- **TEXTO PARA LEITURA**
========

No dia 6 de agosto, 76 anos atrás, uma única bomba reduziu instantaneamente nossa cidade natal a uma planície queimada. Aquele bombardeio levou incontáveis vítimas inocentes a uma morte cruel e deixou aqueles que conseguiram sobreviver com profundas, duradouras feridas físicas e emocionais devido à radiação, ao medo das consequências e às dificuldades financeiras. Uma sobrevivente que deu à luz a uma menina logo após o bombardeio contou: “Quanto mais os horrores da bomba vêm à tona, e mais eu fico apreensiva com seus efeitos, menos eu me preocupo comigo mesma e mais com a minha criança. Imaginando o que o futuro reserva à minha filha, meu sofrimento aumentou, noite após noite sem dormir.”
“Ninguém jamais deveria sofrer tanto como nós sofremos”. Essas palavras expressam o desejo de sobreviventes que, tendo vivenciado horrores dolorosos demais de se lembrar, foram condenados ao medo, à frustração e à agonia devido ao possível futuro de suas crianças e dos seus próprios corpos contaminados pela radiação. Quando os hibakusha, pessoas afetadas pela explosão, contam suas histórias, eles nos transmitem não apenas o horror e a desumanidade das armas nucleares, mas também um enorme anseio pela paz, resultante de compaixão. Finalmente, após longos 75 anos de atividade contínua, seus pedidos comoveram a comunidade internacional. Esse ano, em 22 de janeiro, o Tratado sobre a Proibição de Armas Nucleares (TPAN) entrou em vigor. Agora cabe aos líderes mundiais apoiar esse tratado, mudando seu foco para uma sociedade verdadeiramente sustentável, livre de armas nucleares.
O novo coronavírus ainda assola o mundo. A comunidade das nações reconhece essa ameaça à humanidade e está tomando providências urgentes para derrotá-lo. As armas nucleares, desenvolvidas para vencer guerras, são ameaças com total poder de aniquilação com as quais certamente podemos acabar, se todas as nações trabalharem juntas. Não é possível haver nenhuma sociedade sustentável quando tais armas estão constantemente prontas para um massacre indiscriminado. A sabedoria conjunta de todos os povos deve ser usada com o intuito de eliminá-las totalmente.

========

- **DADOS PARA PROCESSAR**
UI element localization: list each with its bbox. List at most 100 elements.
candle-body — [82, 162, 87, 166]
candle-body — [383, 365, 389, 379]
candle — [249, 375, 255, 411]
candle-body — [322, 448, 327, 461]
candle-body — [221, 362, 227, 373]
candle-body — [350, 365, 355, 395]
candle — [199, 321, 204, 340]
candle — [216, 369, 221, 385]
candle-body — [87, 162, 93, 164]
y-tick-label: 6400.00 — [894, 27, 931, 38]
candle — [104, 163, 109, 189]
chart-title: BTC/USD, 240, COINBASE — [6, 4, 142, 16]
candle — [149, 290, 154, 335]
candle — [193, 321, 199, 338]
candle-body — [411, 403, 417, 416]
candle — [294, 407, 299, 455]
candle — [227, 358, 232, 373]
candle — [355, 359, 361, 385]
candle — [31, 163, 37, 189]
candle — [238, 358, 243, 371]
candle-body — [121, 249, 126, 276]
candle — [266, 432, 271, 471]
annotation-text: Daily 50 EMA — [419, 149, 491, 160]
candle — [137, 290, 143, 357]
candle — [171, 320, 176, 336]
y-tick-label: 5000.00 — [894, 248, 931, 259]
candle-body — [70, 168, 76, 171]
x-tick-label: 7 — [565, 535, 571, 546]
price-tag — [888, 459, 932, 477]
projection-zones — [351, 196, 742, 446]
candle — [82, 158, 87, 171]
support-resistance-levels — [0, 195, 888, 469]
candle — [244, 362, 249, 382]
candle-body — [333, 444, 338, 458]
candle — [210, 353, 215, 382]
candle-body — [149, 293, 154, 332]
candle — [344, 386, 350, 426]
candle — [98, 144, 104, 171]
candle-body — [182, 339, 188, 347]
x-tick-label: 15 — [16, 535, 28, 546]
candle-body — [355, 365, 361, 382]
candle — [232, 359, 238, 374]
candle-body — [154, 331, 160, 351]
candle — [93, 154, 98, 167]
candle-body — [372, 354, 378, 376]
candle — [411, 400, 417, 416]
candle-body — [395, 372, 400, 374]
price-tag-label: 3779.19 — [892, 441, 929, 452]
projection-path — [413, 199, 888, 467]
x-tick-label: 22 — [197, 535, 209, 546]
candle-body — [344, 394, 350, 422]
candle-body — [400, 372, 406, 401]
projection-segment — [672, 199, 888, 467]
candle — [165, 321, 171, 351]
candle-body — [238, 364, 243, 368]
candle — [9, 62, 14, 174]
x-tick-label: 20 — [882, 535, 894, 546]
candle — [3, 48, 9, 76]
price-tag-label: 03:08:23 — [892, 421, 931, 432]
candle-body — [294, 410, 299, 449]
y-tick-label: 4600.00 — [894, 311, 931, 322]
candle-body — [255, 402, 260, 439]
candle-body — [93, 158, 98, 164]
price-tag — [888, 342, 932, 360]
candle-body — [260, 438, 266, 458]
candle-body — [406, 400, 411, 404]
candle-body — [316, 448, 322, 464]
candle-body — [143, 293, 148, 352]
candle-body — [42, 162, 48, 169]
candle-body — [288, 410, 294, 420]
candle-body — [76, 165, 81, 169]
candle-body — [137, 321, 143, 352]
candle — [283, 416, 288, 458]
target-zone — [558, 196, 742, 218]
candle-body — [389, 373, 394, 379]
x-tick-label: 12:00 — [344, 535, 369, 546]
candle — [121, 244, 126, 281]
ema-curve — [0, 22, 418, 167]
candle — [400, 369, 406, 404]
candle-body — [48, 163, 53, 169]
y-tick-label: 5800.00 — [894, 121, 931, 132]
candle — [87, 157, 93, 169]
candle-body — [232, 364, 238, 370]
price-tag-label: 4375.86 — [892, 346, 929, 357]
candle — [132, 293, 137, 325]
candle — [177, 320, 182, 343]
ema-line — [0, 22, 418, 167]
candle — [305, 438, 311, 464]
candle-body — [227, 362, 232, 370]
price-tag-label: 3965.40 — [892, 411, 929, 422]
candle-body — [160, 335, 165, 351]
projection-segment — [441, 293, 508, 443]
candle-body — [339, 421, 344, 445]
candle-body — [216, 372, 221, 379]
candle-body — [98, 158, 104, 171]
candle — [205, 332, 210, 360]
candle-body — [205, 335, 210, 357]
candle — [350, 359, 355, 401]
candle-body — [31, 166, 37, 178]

========

- **SUAS TAREFAS**
#1 Copie sem nenhuma alteração o trecho da listagem que vai do início até a linha que contém "candle — [199, 321, 204, 340]", incluindo essa linha.
#2 Dê prosseguimento ao texto sobre o bombardeio atômico e a abolição das armas nucleares, começando logo após a última frase apresentada.

- **RESPOSTAS EM ORDEM**
#1
UI element localization: list each with its bbox. List at most 100 elements.
candle-body — [82, 162, 87, 166]
candle-body — [383, 365, 389, 379]
candle — [249, 375, 255, 411]
candle-body — [322, 448, 327, 461]
candle-body — [221, 362, 227, 373]
candle-body — [350, 365, 355, 395]
candle — [199, 321, 204, 340]

#2
O caminho para a eliminação das armas não será fácil, mas um raio de esperança brilha a partir dos jovens que estão começando a empreender a busca dos hibakusha. Um sobrevivente que testemunhou o inferno naquele dia confia nosso futuro aos jovens com estas palavras: “Comecem aos poucos, mas comecem. Espero que cada um de vocês faça tudo o que estiver ao alcance para promover e manter esse tesouro que chamamos de paz”. Peço a nossos jovens para que mantenham uma inabalável convicção de que as armas nucleares são incompatíveis com as vidas plenas e saudáveis de seus entes queridos. Ainda peço para que compartilhem essa convicção com pessoas ao redor do mundo de maneira persuasiva.
Nunca devemos nos esquecer de que os jovens certamente podem obrigar líderes mundiais a se afastarem da dissuasão nuclear. Três dias após o bombardeio, Hellen Keller visitou Hiroshima, incentivando seus moradores na luta pela recuperação. “Sozinhos fazemos muito pouco. Juntos fazemos muito.” Suas palavras nos fazem lembrar que indivíduos, quando unidos, têm o poder de mudar o mundo. Se a determinação de viver em paz se espalhar pela sociedade civil, as pessoas elegerão líderes que compartilhem dessa determinação. As armas nucleares representam a extrema violência humana. Se a sociedade civil decidir viver sem elas, as portas para um mundo livre de armas nucleares ficarão bem abertas. A cidade de Hiroshima, atingida pela bomba atômica, sempre preservará os fatos do bombardeamento, disseminando-os além das fronteiras e transmitindo-os para o futuro. Com as mais de 8.000 cidades-membro da Rede Prefeitos pela Paz em 165 países e regiões, promoveremos uma “cultura de paz” no âmbito mundial. Em uma cultura global onde a paz é um valor universal, os líderes mundiais terão a coragem de corrigir suas políticas.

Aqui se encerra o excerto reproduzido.